◆ Brief
Find the line containing "Extract the structured". Retype it and every line after it through the end of the entries, exactly as written, with nothing added.

Stored data:
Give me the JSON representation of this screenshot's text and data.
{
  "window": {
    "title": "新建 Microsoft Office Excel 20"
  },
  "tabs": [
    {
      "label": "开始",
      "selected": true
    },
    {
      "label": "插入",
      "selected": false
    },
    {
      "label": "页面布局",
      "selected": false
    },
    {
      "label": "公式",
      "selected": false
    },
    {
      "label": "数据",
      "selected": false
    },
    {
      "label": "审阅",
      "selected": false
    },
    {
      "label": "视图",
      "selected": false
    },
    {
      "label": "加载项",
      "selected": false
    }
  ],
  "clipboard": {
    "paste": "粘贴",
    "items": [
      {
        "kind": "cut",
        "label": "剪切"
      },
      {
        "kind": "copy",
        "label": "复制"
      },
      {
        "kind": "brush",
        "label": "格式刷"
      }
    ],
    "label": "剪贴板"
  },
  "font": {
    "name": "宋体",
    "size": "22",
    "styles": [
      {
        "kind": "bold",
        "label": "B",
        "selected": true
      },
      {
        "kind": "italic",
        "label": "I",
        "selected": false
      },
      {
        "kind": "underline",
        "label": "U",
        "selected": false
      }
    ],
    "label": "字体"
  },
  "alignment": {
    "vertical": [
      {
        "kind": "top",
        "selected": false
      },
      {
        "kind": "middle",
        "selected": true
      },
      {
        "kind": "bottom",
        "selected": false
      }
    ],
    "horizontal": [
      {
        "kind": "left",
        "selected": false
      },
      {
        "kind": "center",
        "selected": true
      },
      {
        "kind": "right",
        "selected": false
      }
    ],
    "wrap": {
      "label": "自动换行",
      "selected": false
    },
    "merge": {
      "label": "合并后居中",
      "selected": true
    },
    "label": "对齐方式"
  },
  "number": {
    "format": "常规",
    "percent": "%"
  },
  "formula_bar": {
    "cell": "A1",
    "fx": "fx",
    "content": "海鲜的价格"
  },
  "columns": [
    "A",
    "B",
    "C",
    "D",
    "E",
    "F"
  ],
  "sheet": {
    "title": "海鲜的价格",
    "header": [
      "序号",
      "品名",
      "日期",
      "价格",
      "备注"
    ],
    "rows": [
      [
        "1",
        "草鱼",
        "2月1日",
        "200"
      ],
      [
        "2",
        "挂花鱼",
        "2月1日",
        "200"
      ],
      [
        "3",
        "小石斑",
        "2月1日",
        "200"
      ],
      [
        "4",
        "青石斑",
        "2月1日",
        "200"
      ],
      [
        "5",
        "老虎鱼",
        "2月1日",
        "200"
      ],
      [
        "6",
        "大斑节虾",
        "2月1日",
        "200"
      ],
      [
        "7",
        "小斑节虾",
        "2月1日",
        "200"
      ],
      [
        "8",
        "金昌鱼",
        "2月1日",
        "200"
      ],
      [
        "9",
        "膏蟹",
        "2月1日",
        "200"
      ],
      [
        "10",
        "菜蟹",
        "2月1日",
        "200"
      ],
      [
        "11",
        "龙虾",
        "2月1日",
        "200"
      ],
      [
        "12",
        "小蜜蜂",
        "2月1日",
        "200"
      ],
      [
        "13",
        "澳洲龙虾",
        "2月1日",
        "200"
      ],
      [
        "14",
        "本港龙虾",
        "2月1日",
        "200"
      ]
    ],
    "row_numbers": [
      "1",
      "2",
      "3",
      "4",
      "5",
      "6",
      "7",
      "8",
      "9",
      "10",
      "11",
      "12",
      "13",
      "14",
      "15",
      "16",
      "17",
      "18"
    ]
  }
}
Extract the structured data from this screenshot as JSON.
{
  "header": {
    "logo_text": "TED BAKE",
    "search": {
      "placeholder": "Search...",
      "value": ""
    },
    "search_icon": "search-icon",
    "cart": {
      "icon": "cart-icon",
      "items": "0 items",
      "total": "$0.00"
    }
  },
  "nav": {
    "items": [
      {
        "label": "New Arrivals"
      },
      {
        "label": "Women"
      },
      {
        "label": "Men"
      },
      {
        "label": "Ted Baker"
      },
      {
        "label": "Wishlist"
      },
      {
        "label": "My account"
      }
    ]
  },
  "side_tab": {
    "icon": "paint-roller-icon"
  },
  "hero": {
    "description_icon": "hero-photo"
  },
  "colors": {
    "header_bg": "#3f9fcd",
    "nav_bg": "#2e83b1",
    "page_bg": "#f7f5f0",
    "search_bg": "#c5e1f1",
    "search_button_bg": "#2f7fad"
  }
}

◆ Finished answer
Extract the structured data from this screenshot as JSON.
{
  "header": {
    "logo_text": "TED BAKE",
    "search": {
      "placeholder": "Search...",
      "value": ""
    },
    "search_icon": "search-icon",
    "cart": {
      "icon": "cart-icon",
      "items": "0 items",
      "total": "$0.00"
    }
  },
  "nav": {
    "items": [
      {
        "label": "New Arrivals"
      },
      {
        "label": "Women"
      },
      {
        "label": "Men"
      },
      {
        "label": "Ted Baker"
      },
      {
        "label": "Wishlist"
      },
      {
        "label": "My account"
      }
    ]
  },
  "side_tab": {
    "icon": "paint-roller-icon"
  },
  "hero": {
    "description_icon": "hero-photo"
  },
  "colors": {
    "header_bg": "#3f9fcd",
    "nav_bg": "#2e83b1",
    "page_bg": "#f7f5f0",
    "search_bg": "#c5e1f1",
    "search_button_bg": "#2f7fad"
  }
}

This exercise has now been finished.